[Collection entries]
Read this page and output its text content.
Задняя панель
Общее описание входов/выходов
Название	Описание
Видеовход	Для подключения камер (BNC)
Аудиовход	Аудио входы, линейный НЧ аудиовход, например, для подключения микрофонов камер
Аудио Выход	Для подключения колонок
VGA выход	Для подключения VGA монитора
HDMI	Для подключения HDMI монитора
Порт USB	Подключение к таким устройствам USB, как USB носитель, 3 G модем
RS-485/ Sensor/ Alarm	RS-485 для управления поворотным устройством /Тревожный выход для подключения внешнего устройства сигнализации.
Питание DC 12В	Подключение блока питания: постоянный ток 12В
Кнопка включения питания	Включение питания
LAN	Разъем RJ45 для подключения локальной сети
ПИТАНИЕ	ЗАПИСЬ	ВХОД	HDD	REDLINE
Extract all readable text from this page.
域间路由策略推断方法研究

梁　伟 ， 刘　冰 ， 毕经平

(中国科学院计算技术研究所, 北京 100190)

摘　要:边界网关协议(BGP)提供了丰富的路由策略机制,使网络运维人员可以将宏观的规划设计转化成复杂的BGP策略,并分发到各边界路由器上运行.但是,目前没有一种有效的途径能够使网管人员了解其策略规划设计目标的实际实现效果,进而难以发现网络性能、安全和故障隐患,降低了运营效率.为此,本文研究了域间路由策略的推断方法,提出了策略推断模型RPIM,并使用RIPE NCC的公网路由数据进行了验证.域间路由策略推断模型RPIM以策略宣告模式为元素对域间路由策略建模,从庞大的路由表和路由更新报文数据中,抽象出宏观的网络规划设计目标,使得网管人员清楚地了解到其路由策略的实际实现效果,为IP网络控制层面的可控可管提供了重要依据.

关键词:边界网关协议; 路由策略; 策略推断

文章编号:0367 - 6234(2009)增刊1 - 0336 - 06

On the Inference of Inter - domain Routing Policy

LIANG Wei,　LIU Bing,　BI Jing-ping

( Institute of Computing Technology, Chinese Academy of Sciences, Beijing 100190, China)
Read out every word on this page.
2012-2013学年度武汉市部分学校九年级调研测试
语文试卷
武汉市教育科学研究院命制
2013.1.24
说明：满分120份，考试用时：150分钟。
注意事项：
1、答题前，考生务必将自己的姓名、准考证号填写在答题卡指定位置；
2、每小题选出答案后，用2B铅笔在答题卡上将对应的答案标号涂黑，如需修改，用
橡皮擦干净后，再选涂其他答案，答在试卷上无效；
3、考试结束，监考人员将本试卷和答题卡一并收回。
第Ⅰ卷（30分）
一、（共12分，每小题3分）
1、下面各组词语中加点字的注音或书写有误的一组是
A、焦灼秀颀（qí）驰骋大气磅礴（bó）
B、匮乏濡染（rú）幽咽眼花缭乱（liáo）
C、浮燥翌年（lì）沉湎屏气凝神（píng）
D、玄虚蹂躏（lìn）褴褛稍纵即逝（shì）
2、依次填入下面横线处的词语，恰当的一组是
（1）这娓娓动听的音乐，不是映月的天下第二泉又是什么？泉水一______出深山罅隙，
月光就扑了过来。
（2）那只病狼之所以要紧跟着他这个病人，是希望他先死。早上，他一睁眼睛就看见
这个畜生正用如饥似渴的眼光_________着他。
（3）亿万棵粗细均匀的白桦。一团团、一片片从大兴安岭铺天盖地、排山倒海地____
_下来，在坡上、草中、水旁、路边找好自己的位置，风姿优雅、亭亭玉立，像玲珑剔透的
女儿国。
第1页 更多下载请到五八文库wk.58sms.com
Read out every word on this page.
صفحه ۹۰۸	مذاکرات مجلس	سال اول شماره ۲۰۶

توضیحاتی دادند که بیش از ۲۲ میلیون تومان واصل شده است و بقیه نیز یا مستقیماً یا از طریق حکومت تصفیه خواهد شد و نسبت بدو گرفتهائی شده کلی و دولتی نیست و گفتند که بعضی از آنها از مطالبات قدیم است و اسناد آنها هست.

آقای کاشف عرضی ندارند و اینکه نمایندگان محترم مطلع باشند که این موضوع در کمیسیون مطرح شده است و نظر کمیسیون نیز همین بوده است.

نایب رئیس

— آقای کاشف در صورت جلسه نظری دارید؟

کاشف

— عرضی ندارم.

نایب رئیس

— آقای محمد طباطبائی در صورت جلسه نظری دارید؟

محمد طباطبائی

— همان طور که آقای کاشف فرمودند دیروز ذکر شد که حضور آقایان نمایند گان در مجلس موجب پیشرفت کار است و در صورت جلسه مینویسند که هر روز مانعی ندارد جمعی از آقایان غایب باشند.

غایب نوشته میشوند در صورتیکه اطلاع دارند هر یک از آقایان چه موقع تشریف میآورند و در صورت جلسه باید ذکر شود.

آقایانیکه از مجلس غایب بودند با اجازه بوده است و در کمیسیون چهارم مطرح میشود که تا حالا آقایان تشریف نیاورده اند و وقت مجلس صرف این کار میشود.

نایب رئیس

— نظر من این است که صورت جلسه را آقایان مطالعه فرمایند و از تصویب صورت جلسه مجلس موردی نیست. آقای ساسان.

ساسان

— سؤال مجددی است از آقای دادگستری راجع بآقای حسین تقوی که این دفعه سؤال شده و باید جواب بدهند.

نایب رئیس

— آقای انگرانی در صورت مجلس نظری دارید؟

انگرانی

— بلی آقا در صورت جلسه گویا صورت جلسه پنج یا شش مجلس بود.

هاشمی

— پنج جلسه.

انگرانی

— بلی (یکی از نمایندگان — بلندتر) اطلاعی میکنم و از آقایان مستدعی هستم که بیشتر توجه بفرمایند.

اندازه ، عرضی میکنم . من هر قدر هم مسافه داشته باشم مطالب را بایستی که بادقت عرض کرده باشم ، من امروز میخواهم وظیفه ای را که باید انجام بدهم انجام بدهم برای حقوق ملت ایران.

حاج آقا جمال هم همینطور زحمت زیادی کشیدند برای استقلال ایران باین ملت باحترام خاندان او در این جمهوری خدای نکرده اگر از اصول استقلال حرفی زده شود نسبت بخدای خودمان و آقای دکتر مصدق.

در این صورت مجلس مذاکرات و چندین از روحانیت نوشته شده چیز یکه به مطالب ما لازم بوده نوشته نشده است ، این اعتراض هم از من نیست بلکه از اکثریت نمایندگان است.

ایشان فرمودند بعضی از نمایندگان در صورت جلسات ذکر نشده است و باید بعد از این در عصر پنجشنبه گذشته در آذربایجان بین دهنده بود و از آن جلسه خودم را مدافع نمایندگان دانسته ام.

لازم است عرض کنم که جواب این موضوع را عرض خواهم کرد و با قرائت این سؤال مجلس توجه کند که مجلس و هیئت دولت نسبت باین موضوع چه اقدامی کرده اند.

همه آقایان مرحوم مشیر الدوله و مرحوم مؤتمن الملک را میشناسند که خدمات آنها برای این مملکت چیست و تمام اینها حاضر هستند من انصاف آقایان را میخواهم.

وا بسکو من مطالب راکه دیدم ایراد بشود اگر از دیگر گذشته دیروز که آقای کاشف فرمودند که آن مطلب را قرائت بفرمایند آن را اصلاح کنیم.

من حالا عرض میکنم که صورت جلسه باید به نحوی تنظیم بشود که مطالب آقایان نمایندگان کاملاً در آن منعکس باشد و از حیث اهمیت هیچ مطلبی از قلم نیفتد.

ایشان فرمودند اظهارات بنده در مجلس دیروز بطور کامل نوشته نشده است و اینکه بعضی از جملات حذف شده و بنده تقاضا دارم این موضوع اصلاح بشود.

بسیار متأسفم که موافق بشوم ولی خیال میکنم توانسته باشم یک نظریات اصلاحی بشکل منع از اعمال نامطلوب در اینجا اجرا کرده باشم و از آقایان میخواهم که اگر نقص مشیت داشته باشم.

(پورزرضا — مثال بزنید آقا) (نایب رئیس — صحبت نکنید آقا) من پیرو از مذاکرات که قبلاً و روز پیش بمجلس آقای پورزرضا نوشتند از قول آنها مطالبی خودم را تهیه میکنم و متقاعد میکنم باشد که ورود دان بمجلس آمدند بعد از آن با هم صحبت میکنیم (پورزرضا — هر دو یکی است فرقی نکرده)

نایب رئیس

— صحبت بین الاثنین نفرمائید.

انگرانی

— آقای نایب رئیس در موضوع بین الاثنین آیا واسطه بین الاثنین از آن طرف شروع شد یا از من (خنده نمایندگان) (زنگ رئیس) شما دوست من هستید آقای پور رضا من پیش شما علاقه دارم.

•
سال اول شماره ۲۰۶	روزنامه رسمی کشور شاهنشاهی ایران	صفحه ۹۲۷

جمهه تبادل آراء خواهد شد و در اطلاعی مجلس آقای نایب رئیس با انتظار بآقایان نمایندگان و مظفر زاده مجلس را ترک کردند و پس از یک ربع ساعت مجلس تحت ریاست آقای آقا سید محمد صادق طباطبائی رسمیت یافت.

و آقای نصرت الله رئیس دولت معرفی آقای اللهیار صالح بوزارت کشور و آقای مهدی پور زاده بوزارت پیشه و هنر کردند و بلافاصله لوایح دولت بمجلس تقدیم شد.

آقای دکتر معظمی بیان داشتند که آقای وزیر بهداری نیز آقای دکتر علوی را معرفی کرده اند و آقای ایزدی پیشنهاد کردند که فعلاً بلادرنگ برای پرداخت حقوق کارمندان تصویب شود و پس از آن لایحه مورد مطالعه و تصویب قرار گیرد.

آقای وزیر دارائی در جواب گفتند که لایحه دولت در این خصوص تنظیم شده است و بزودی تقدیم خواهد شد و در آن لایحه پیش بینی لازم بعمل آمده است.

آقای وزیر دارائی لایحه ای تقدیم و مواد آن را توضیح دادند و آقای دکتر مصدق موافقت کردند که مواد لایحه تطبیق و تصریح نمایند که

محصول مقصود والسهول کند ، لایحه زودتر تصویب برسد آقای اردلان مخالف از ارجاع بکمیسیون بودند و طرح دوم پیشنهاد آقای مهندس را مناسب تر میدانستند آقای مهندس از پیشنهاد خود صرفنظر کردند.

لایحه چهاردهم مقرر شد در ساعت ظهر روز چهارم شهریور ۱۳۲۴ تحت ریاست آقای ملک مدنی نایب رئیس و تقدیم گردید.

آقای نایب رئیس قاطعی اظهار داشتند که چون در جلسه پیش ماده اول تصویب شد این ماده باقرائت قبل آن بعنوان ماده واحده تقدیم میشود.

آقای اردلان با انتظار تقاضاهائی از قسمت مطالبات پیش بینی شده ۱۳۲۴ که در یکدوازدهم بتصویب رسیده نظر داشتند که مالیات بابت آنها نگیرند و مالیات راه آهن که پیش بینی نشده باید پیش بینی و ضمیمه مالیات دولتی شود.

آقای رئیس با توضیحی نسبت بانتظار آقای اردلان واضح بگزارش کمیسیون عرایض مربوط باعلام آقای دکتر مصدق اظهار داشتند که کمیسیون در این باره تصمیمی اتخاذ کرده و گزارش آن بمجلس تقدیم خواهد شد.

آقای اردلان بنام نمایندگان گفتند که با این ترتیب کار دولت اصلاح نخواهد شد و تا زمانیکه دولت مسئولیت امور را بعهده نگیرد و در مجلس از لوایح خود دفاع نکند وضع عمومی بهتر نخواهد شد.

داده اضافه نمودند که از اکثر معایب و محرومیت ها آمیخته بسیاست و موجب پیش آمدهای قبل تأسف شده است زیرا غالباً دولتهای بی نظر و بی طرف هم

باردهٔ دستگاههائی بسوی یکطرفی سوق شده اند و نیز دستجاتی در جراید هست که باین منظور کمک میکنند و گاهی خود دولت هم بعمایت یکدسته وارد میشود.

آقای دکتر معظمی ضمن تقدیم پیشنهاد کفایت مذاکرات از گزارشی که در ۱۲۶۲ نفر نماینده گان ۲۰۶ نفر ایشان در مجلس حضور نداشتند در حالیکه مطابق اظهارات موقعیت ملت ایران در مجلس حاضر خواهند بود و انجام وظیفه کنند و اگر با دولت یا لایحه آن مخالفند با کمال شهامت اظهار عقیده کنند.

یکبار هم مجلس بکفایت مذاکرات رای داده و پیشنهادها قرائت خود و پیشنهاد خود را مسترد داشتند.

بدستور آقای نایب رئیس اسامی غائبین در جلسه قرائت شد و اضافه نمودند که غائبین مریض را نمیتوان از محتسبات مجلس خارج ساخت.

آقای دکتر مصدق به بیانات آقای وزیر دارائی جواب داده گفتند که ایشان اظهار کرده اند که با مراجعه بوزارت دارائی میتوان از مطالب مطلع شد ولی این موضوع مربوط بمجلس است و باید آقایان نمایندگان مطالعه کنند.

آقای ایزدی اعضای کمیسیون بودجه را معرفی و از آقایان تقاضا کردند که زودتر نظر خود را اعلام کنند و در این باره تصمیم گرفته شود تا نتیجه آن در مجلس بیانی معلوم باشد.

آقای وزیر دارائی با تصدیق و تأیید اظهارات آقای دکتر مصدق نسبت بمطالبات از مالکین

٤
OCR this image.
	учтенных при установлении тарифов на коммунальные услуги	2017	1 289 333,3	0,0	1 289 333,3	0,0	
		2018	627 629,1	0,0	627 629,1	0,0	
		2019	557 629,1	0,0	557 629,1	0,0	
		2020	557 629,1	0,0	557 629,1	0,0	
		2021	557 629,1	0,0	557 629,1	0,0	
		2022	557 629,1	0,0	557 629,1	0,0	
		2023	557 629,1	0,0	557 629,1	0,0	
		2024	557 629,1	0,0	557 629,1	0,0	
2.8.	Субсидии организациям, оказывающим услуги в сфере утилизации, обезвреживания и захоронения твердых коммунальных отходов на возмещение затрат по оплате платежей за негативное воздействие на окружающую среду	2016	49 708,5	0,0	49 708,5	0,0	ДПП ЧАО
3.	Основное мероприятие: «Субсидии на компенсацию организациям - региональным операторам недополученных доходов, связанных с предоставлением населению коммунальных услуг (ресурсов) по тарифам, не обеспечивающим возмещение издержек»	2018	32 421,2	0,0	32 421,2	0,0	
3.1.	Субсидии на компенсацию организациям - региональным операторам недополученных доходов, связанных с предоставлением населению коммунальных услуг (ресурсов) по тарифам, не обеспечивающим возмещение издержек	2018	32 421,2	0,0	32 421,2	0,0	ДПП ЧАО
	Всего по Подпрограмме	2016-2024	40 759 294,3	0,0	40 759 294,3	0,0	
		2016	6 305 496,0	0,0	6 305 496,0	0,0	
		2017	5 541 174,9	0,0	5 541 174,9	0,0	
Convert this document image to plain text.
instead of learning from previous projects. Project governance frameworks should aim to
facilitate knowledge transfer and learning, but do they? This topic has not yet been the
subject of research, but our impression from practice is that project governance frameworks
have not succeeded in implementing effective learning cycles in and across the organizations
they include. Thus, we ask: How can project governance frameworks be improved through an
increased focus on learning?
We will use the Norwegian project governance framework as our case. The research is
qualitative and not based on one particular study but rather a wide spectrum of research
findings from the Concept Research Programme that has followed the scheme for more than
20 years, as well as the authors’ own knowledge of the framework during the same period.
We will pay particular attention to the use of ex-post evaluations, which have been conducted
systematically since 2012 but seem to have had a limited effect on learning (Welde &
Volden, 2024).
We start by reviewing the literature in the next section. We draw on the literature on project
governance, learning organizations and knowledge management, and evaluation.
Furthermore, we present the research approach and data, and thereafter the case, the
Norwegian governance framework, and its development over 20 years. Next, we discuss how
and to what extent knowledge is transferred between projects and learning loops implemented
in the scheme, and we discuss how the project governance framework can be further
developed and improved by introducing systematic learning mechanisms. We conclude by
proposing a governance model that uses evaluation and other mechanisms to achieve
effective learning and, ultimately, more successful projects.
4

WORK TO DO: Pull out all lines of the data with the string "طباطبائی".

ANSWER TO THE TASK:
— آقای محمد طباطبائی در صورت جلسه نظری دارید؟
محمد طباطبائی
جمهه تبادل آراء خواهد شد و در اطلاعی مجلس آقای نایب رئیس با انتظار بآقایان نمایندگان و مظفر زاده مجلس را ترک کردند و پس از یک ربع ساعت مجلس تحت ریاست آقای آقا سید محمد صادق طباطبائی رسمیت یافت.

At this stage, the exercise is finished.